Problem statement:
Your task is to repeat the entries underneath exactly, minus the pictures.

Available data:
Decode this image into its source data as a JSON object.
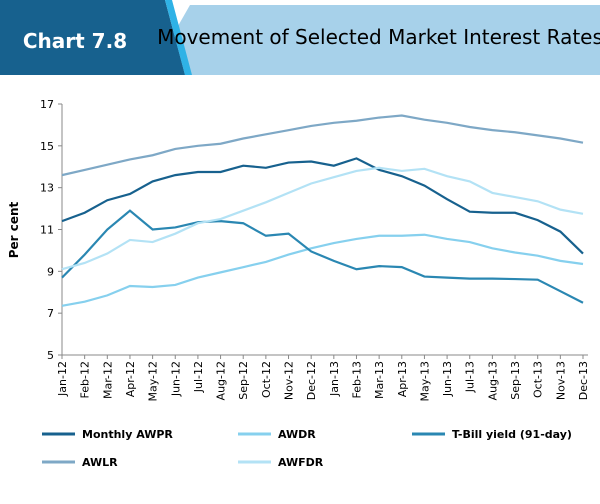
{
  "header": {
    "label": "Chart 7.8"
  },
  "chart_data": {
    "type": "line",
    "title": "Movement of Selected Market Interest Rates",
    "y_label": "Per cent",
    "categories": [
      "Jan-12",
      "Feb-12",
      "Mar-12",
      "Apr-12",
      "May-12",
      "Jun-12",
      "Jul-12",
      "Aug-12",
      "Sep-12",
      "Oct-12",
      "Nov-12",
      "Dec-12",
      "Jan-13",
      "Feb-13",
      "Mar-13",
      "Apr-13",
      "May-13",
      "Jun-13",
      "Jul-13",
      "Aug-13",
      "Sep-13",
      "Oct-13",
      "Nov-13",
      "Dec-13"
    ],
    "series": [
      {
        "name": "Monthly AWPR",
        "color": "#17618e",
        "values": [
          11.4,
          11.8,
          12.4,
          12.7,
          13.3,
          13.6,
          13.75,
          13.75,
          14.05,
          13.95,
          14.2,
          14.25,
          14.05,
          14.4,
          13.85,
          13.55,
          13.1,
          12.45,
          11.85,
          11.8,
          11.8,
          11.45,
          10.9,
          9.85
        ]
      },
      {
        "name": "AWDR",
        "color": "#86d0ee",
        "values": [
          7.35,
          7.55,
          7.85,
          8.3,
          8.25,
          8.35,
          8.7,
          8.95,
          9.2,
          9.45,
          9.8,
          10.1,
          10.35,
          10.55,
          10.7,
          10.7,
          10.75,
          10.55,
          10.4,
          10.1,
          9.9,
          9.75,
          9.5,
          9.35
        ]
      },
      {
        "name": "T-Bill yield (91-day)",
        "color": "#2a87b2",
        "values": [
          8.7,
          9.8,
          11.0,
          11.9,
          11.0,
          11.1,
          11.35,
          11.4,
          11.3,
          10.7,
          10.8,
          9.95,
          9.5,
          9.1,
          9.25,
          9.2,
          8.75,
          8.7,
          8.65,
          8.65,
          8.63,
          8.6,
          8.05,
          7.5
        ]
      },
      {
        "name": "AWLR",
        "color": "#7ea8c6",
        "values": [
          13.6,
          13.85,
          14.1,
          14.35,
          14.55,
          14.85,
          15.0,
          15.1,
          15.35,
          15.55,
          15.75,
          15.95,
          16.1,
          16.2,
          16.35,
          16.45,
          16.25,
          16.1,
          15.9,
          15.75,
          15.65,
          15.5,
          15.35,
          15.15
        ]
      },
      {
        "name": "AWFDR",
        "color": "#b3e2f5",
        "values": [
          9.1,
          9.4,
          9.85,
          10.5,
          10.4,
          10.8,
          11.3,
          11.5,
          11.9,
          12.3,
          12.75,
          13.2,
          13.5,
          13.8,
          13.95,
          13.8,
          13.9,
          13.55,
          13.3,
          12.75,
          12.55,
          12.35,
          11.95,
          11.75
        ]
      }
    ],
    "ylim": [
      5,
      17
    ],
    "yticks": [
      5,
      7,
      9,
      11,
      13,
      15,
      17
    ],
    "grid": false
  }
}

Response for this exercise:
Decode this image into its source data as a JSON object.
{
  "header": {
    "label": "Chart 7.8"
  },
  "chart_data": {
    "type": "line",
    "title": "Movement of Selected Market Interest Rates",
    "y_label": "Per cent",
    "categories": [
      "Jan-12",
      "Feb-12",
      "Mar-12",
      "Apr-12",
      "May-12",
      "Jun-12",
      "Jul-12",
      "Aug-12",
      "Sep-12",
      "Oct-12",
      "Nov-12",
      "Dec-12",
      "Jan-13",
      "Feb-13",
      "Mar-13",
      "Apr-13",
      "May-13",
      "Jun-13",
      "Jul-13",
      "Aug-13",
      "Sep-13",
      "Oct-13",
      "Nov-13",
      "Dec-13"
    ],
    "series": [
      {
        "name": "Monthly AWPR",
        "color": "#17618e",
        "values": [
          11.4,
          11.8,
          12.4,
          12.7,
          13.3,
          13.6,
          13.75,
          13.75,
          14.05,
          13.95,
          14.2,
          14.25,
          14.05,
          14.4,
          13.85,
          13.55,
          13.1,
          12.45,
          11.85,
          11.8,
          11.8,
          11.45,
          10.9,
          9.85
        ]
      },
      {
        "name": "AWDR",
        "color": "#86d0ee",
        "values": [
          7.35,
          7.55,
          7.85,
          8.3,
          8.25,
          8.35,
          8.7,
          8.95,
          9.2,
          9.45,
          9.8,
          10.1,
          10.35,
          10.55,
          10.7,
          10.7,
          10.75,
          10.55,
          10.4,
          10.1,
          9.9,
          9.75,
          9.5,
          9.35
        ]
      },
      {
        "name": "T-Bill yield (91-day)",
        "color": "#2a87b2",
        "values": [
          8.7,
          9.8,
          11.0,
          11.9,
          11.0,
          11.1,
          11.35,
          11.4,
          11.3,
          10.7,
          10.8,
          9.95,
          9.5,
          9.1,
          9.25,
          9.2,
          8.75,
          8.7,
          8.65,
          8.65,
          8.63,
          8.6,
          8.05,
          7.5
        ]
      },
      {
        "name": "AWLR",
        "color": "#7ea8c6",
        "values": [
          13.6,
          13.85,
          14.1,
          14.35,
          14.55,
          14.85,
          15.0,
          15.1,
          15.35,
          15.55,
          15.75,
          15.95,
          16.1,
          16.2,
          16.35,
          16.45,
          16.25,
          16.1,
          15.9,
          15.75,
          15.65,
          15.5,
          15.35,
          15.15
        ]
      },
      {
        "name": "AWFDR",
        "color": "#b3e2f5",
        "values": [
          9.1,
          9.4,
          9.85,
          10.5,
          10.4,
          10.8,
          11.3,
          11.5,
          11.9,
          12.3,
          12.75,
          13.2,
          13.5,
          13.8,
          13.95,
          13.8,
          13.9,
          13.55,
          13.3,
          12.75,
          12.55,
          12.35,
          11.95,
          11.75
        ]
      }
    ],
    "ylim": [
      5,
      17
    ],
    "yticks": [
      5,
      7,
      9,
      11,
      13,
      15,
      17
    ],
    "grid": false
  }
}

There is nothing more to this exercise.